* TO DO: Will you extract the entries word for word? Images should not appear in the copy.

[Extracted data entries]
◆ ◆ ◆

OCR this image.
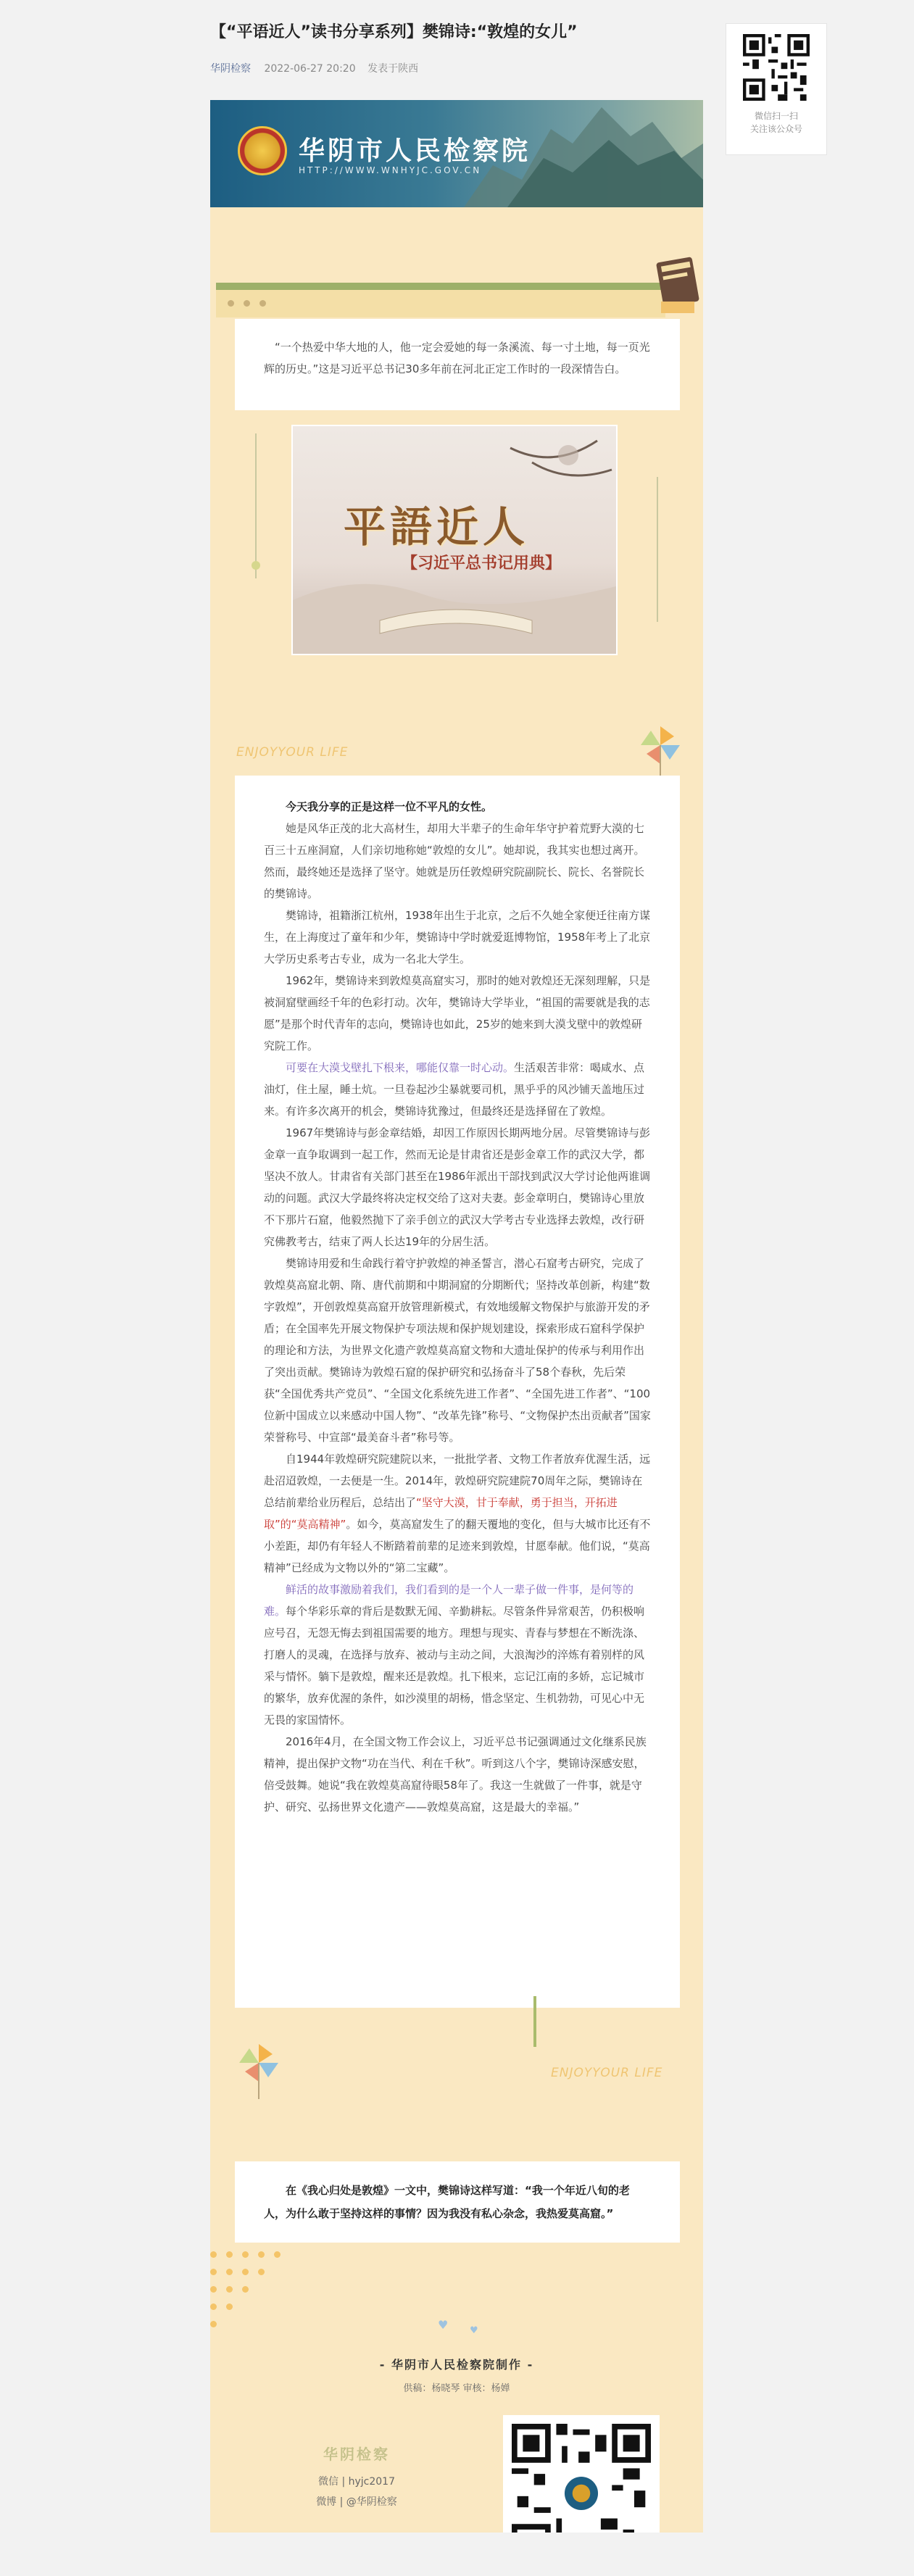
【“平语近人”读书分享系列】樊锦诗:“敦煌的女儿”
华阴检察 2022-06-27 20:20 发表于陕西
微信扫一扫
关注该公众号
华阴市人民检察院
HTTP://WWW.WNHYJC.GOV.CN

“一个热爱中华大地的人，他一定会爱她的每一条溪流、每一寸土地，每一页光辉的历史。”这是习近平总书记30多年前在河北正定工作时的一段深情告白。

平語近人
【习近平总书记用典】
ENJOYYOUR LIFE

今天我分享的正是这样一位不平凡的女性。

她是风华正茂的北大高材生，却用大半辈子的生命年华守护着荒野大漠的七百三十五座洞窟，人们亲切地称她“敦煌的女儿”。她却说，我其实也想过离开。然而，最终她还是选择了坚守。她就是历任敦煌研究院副院长、院长、名誉院长的樊锦诗。

樊锦诗，祖籍浙江杭州，1938年出生于北京，之后不久她全家便迁往南方谋生，在上海度过了童年和少年，樊锦诗中学时就爱逛博物馆，1958年考上了北京大学历史系考古专业，成为一名北大学生。

1962年，樊锦诗来到敦煌莫高窟实习，那时的她对敦煌还无深刻理解，只是被洞窟壁画经千年的色彩打动。次年，樊锦诗大学毕业，“祖国的需要就是我的志愿”是那个时代青年的志向，樊锦诗也如此，25岁的她来到大漠戈壁中的敦煌研究院工作。

可要在大漠戈壁扎下根来，哪能仅靠一时心动。生活艰苦非常：喝咸水、点油灯，住土屋，睡土炕。一旦卷起沙尘暴就要司机，黑乎乎的风沙铺天盖地压过来。有许多次离开的机会，樊锦诗犹豫过，但最终还是选择留在了敦煌。

1967年樊锦诗与彭金章结婚，却因工作原因长期两地分居。尽管樊锦诗与彭金章一直争取调到一起工作，然而无论是甘肃省还是彭金章工作的武汉大学，都坚决不放人。甘肃省有关部门甚至在1986年派出干部找到武汉大学讨论他两谁调动的问题。武汉大学最终将决定权交给了这对夫妻。彭金章明白，樊锦诗心里放不下那片石窟，他毅然抛下了亲手创立的武汉大学考古专业选择去敦煌，改行研究佛教考古，结束了两人长达19年的分居生活。

樊锦诗用爱和生命践行着守护敦煌的神圣誓言，潜心石窟考古研究，完成了敦煌莫高窟北朝、隋、唐代前期和中期洞窟的分期断代；坚持改革创新，构建“数字敦煌”，开创敦煌莫高窟开放管理新模式，有效地缓解文物保护与旅游开发的矛盾；在全国率先开展文物保护专项法规和保护规划建设，探索形成石窟科学保护的理论和方法，为世界文化遗产敦煌莫高窟文物和大遗址保护的传承与利用作出了突出贡献。樊锦诗为敦煌石窟的保护研究和弘扬奋斗了58个春秋，先后荣获“全国优秀共产党员”、“全国文化系统先进工作者”、“全国先进工作者”、“100位新中国成立以来感动中国人物”、“改革先锋”称号、“文物保护杰出贡献者”国家荣誉称号、中宣部“最美奋斗者”称号等。

自1944年敦煌研究院建院以来，一批批学者、文物工作者放弃优渥生活，远赴沼迢敦煌，一去便是一生。2014年，敦煌研究院建院70周年之际，樊锦诗在总结前辈给业历程后，总结出了“坚守大漠，甘于奉献，勇于担当，开拓进取”的“莫高精神”。如今，莫高窟发生了的翻天覆地的变化，但与大城市比还有不小差距，却仍有年轻人不断踏着前辈的足迹来到敦煌，甘愿奉献。他们说，“莫高精神”已经成为文物以外的“第二宝藏”。

鲜活的故事激励着我们，我们看到的是一个人一辈子做一件事，是何等的难。每个华彩乐章的背后是数默无闻、辛勤耕耘。尽管条件异常艰苦，仍积极响应号召，无怨无悔去到祖国需要的地方。理想与现实、青春与梦想在不断洗涤、打磨人的灵魂，在选择与放弃、被动与主动之间，大浪淘沙的淬炼有着别样的风采与情怀。躺下是敦煌，醒来还是敦煌。扎下根来，忘记江南的多娇，忘记城市的繁华，放弃优渥的条件，如沙漠里的胡杨，惜念坚定、生机勃勃，可见心中无无畏的家国情怀。

2016年4月，在全国文物工作会议上，习近平总书记强调通过文化继系民族精神，提出保护文物“功在当代、利在千秋”。听到这八个字，樊锦诗深感安慰，倍受鼓舞。她说“我在敦煌莫高窟待眼58年了。我这一生就做了一件事，就是守护、研究、弘扬世界文化遗产——敦煌莫高窟，这是最大的幸福。”

ENJOYYOUR LIFE

在《我心归处是敦煌》一文中，樊锦诗这样写道：“我一个年近八旬的老人，为什么敢于坚持这样的事情？因为我没有私心杂念，我热爱莫高窟。”

♥ ♥
- 华阴市人民检察院制作 -
供稿：杨晓琴 审核：杨婵
华阴检察
微信 | hyjc2017
微博 | @华阴检察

◆ ◆ ◆

* SOLVED PROBLEM:
OCR this image.
【“平语近人”读书分享系列】樊锦诗:“敦煌的女儿”
华阴检察 2022-06-27 20:20 发表于陕西
微信扫一扫
关注该公众号
华阴市人民检察院
HTTP://WWW.WNHYJC.GOV.CN

“一个热爱中华大地的人，他一定会爱她的每一条溪流、每一寸土地，每一页光辉的历史。”这是习近平总书记30多年前在河北正定工作时的一段深情告白。

平語近人
【习近平总书记用典】
ENJOYYOUR LIFE

今天我分享的正是这样一位不平凡的女性。

她是风华正茂的北大高材生，却用大半辈子的生命年华守护着荒野大漠的七百三十五座洞窟，人们亲切地称她“敦煌的女儿”。她却说，我其实也想过离开。然而，最终她还是选择了坚守。她就是历任敦煌研究院副院长、院长、名誉院长的樊锦诗。

樊锦诗，祖籍浙江杭州，1938年出生于北京，之后不久她全家便迁往南方谋生，在上海度过了童年和少年，樊锦诗中学时就爱逛博物馆，1958年考上了北京大学历史系考古专业，成为一名北大学生。

1962年，樊锦诗来到敦煌莫高窟实习，那时的她对敦煌还无深刻理解，只是被洞窟壁画经千年的色彩打动。次年，樊锦诗大学毕业，“祖国的需要就是我的志愿”是那个时代青年的志向，樊锦诗也如此，25岁的她来到大漠戈壁中的敦煌研究院工作。

可要在大漠戈壁扎下根来，哪能仅靠一时心动。生活艰苦非常：喝咸水、点油灯，住土屋，睡土炕。一旦卷起沙尘暴就要司机，黑乎乎的风沙铺天盖地压过来。有许多次离开的机会，樊锦诗犹豫过，但最终还是选择留在了敦煌。

1967年樊锦诗与彭金章结婚，却因工作原因长期两地分居。尽管樊锦诗与彭金章一直争取调到一起工作，然而无论是甘肃省还是彭金章工作的武汉大学，都坚决不放人。甘肃省有关部门甚至在1986年派出干部找到武汉大学讨论他两谁调动的问题。武汉大学最终将决定权交给了这对夫妻。彭金章明白，樊锦诗心里放不下那片石窟，他毅然抛下了亲手创立的武汉大学考古专业选择去敦煌，改行研究佛教考古，结束了两人长达19年的分居生活。

樊锦诗用爱和生命践行着守护敦煌的神圣誓言，潜心石窟考古研究，完成了敦煌莫高窟北朝、隋、唐代前期和中期洞窟的分期断代；坚持改革创新，构建“数字敦煌”，开创敦煌莫高窟开放管理新模式，有效地缓解文物保护与旅游开发的矛盾；在全国率先开展文物保护专项法规和保护规划建设，探索形成石窟科学保护的理论和方法，为世界文化遗产敦煌莫高窟文物和大遗址保护的传承与利用作出了突出贡献。樊锦诗为敦煌石窟的保护研究和弘扬奋斗了58个春秋，先后荣获“全国优秀共产党员”、“全国文化系统先进工作者”、“全国先进工作者”、“100位新中国成立以来感动中国人物”、“改革先锋”称号、“文物保护杰出贡献者”国家荣誉称号、中宣部“最美奋斗者”称号等。

自1944年敦煌研究院建院以来，一批批学者、文物工作者放弃优渥生活，远赴沼迢敦煌，一去便是一生。2014年，敦煌研究院建院70周年之际，樊锦诗在总结前辈给业历程后，总结出了“坚守大漠，甘于奉献，勇于担当，开拓进取”的“莫高精神”。如今，莫高窟发生了的翻天覆地的变化，但与大城市比还有不小差距，却仍有年轻人不断踏着前辈的足迹来到敦煌，甘愿奉献。他们说，“莫高精神”已经成为文物以外的“第二宝藏”。

鲜活的故事激励着我们，我们看到的是一个人一辈子做一件事，是何等的难。每个华彩乐章的背后是数默无闻、辛勤耕耘。尽管条件异常艰苦，仍积极响应号召，无怨无悔去到祖国需要的地方。理想与现实、青春与梦想在不断洗涤、打磨人的灵魂，在选择与放弃、被动与主动之间，大浪淘沙的淬炼有着别样的风采与情怀。躺下是敦煌，醒来还是敦煌。扎下根来，忘记江南的多娇，忘记城市的繁华，放弃优渥的条件，如沙漠里的胡杨，惜念坚定、生机勃勃，可见心中无无畏的家国情怀。

2016年4月，在全国文物工作会议上，习近平总书记强调通过文化继系民族精神，提出保护文物“功在当代、利在千秋”。听到这八个字，樊锦诗深感安慰，倍受鼓舞。她说“我在敦煌莫高窟待眼58年了。我这一生就做了一件事，就是守护、研究、弘扬世界文化遗产——敦煌莫高窟，这是最大的幸福。”

ENJOYYOUR LIFE

在《我心归处是敦煌》一文中，樊锦诗这样写道：“我一个年近八旬的老人，为什么敢于坚持这样的事情？因为我没有私心杂念，我热爱莫高窟。”

♥ ♥
- 华阴市人民检察院制作 -
供稿：杨晓琴 审核：杨婵
华阴检察
微信 | hyjc2017
微博 | @华阴检察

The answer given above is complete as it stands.